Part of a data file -
-- START --
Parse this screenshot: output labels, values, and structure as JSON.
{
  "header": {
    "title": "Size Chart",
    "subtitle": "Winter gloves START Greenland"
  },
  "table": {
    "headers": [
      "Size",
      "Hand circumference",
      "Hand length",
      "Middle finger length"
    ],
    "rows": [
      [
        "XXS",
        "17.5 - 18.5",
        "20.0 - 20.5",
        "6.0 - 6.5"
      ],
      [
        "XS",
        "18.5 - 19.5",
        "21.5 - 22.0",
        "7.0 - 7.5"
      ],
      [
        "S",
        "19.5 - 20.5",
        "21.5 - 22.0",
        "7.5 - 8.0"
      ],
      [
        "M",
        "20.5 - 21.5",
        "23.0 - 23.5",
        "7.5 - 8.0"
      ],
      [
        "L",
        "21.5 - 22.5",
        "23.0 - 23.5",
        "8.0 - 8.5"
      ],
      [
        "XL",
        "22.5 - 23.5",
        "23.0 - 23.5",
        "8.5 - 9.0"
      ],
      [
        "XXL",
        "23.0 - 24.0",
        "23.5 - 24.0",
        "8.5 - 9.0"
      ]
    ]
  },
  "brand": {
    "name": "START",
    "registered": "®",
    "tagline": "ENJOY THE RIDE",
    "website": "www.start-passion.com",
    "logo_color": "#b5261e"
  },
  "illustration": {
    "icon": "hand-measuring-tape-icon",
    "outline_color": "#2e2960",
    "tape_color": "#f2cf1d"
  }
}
-- END --
Exercise brief - Return every record, word for word.

Answer to this exercise -
Parse this screenshot: output labels, values, and structure as JSON.
{
  "header": {
    "title": "Size Chart",
    "subtitle": "Winter gloves START Greenland"
  },
  "table": {
    "headers": [
      "Size",
      "Hand circumference",
      "Hand length",
      "Middle finger length"
    ],
    "rows": [
      [
        "XXS",
        "17.5 - 18.5",
        "20.0 - 20.5",
        "6.0 - 6.5"
      ],
      [
        "XS",
        "18.5 - 19.5",
        "21.5 - 22.0",
        "7.0 - 7.5"
      ],
      [
        "S",
        "19.5 - 20.5",
        "21.5 - 22.0",
        "7.5 - 8.0"
      ],
      [
        "M",
        "20.5 - 21.5",
        "23.0 - 23.5",
        "7.5 - 8.0"
      ],
      [
        "L",
        "21.5 - 22.5",
        "23.0 - 23.5",
        "8.0 - 8.5"
      ],
      [
        "XL",
        "22.5 - 23.5",
        "23.0 - 23.5",
        "8.5 - 9.0"
      ],
      [
        "XXL",
        "23.0 - 24.0",
        "23.5 - 24.0",
        "8.5 - 9.0"
      ]
    ]
  },
  "brand": {
    "name": "START",
    "registered": "®",
    "tagline": "ENJOY THE RIDE",
    "website": "www.start-passion.com",
    "logo_color": "#b5261e"
  },
  "illustration": {
    "icon": "hand-measuring-tape-icon",
    "outline_color": "#2e2960",
    "tape_color": "#f2cf1d"
  }
}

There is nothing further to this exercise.